Stored data entries
--- begin ---
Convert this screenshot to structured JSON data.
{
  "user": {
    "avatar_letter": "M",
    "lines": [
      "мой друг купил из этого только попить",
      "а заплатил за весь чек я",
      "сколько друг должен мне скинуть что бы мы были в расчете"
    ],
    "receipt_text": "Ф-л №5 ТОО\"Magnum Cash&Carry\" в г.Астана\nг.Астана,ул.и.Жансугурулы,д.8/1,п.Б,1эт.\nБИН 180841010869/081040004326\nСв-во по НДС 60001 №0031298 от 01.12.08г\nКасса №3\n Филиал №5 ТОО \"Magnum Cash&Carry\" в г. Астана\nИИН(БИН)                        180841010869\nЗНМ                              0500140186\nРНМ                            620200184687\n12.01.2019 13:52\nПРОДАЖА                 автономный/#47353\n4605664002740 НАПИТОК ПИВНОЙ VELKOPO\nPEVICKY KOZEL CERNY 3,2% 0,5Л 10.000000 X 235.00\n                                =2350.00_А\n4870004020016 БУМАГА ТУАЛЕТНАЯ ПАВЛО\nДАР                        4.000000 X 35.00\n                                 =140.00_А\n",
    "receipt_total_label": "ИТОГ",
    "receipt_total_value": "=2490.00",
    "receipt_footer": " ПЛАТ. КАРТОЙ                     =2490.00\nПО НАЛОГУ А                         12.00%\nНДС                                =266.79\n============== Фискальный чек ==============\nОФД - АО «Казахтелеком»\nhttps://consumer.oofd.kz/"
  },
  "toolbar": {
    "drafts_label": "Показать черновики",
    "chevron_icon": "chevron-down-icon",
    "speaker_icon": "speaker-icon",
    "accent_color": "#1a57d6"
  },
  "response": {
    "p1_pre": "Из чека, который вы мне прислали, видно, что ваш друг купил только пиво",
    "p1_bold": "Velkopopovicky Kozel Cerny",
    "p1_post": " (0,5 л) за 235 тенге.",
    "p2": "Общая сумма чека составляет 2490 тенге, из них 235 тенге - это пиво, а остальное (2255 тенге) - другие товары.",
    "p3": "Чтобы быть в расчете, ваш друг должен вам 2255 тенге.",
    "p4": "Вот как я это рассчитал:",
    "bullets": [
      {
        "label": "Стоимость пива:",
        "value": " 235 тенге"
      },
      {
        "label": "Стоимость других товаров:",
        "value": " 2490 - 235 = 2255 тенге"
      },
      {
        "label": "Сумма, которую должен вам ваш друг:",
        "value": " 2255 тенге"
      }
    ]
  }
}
--- end ---
Extract each line from the listing above, please, and repeat it exactly.

▸ EXERCISE RESPONSE
Convert this screenshot to structured JSON data.
{
  "user": {
    "avatar_letter": "M",
    "lines": [
      "мой друг купил из этого только попить",
      "а заплатил за весь чек я",
      "сколько друг должен мне скинуть что бы мы были в расчете"
    ],
    "receipt_text": "Ф-л №5 ТОО\"Magnum Cash&Carry\" в г.Астана\nг.Астана,ул.и.Жансугурулы,д.8/1,п.Б,1эт.\nБИН 180841010869/081040004326\nСв-во по НДС 60001 №0031298 от 01.12.08г\nКасса №3\n Филиал №5 ТОО \"Magnum Cash&Carry\" в г. Астана\nИИН(БИН)                        180841010869\nЗНМ                              0500140186\nРНМ                            620200184687\n12.01.2019 13:52\nПРОДАЖА                 автономный/#47353\n4605664002740 НАПИТОК ПИВНОЙ VELKOPO\nPEVICKY KOZEL CERNY 3,2% 0,5Л 10.000000 X 235.00\n                                =2350.00_А\n4870004020016 БУМАГА ТУАЛЕТНАЯ ПАВЛО\nДАР                        4.000000 X 35.00\n                                 =140.00_А\n",
    "receipt_total_label": "ИТОГ",
    "receipt_total_value": "=2490.00",
    "receipt_footer": " ПЛАТ. КАРТОЙ                     =2490.00\nПО НАЛОГУ А                         12.00%\nНДС                                =266.79\n============== Фискальный чек ==============\nОФД - АО «Казахтелеком»\nhttps://consumer.oofd.kz/"
  },
  "toolbar": {
    "drafts_label": "Показать черновики",
    "chevron_icon": "chevron-down-icon",
    "speaker_icon": "speaker-icon",
    "accent_color": "#1a57d6"
  },
  "response": {
    "p1_pre": "Из чека, который вы мне прислали, видно, что ваш друг купил только пиво",
    "p1_bold": "Velkopopovicky Kozel Cerny",
    "p1_post": " (0,5 л) за 235 тенге.",
    "p2": "Общая сумма чека составляет 2490 тенге, из них 235 тенге - это пиво, а остальное (2255 тенге) - другие товары.",
    "p3": "Чтобы быть в расчете, ваш друг должен вам 2255 тенге.",
    "p4": "Вот как я это рассчитал:",
    "bullets": [
      {
        "label": "Стоимость пива:",
        "value": " 235 тенге"
      },
      {
        "label": "Стоимость других товаров:",
        "value": " 2490 - 235 = 2255 тенге"
      },
      {
        "label": "Сумма, которую должен вам ваш друг:",
        "value": " 2255 тенге"
      }
    ]
  }
}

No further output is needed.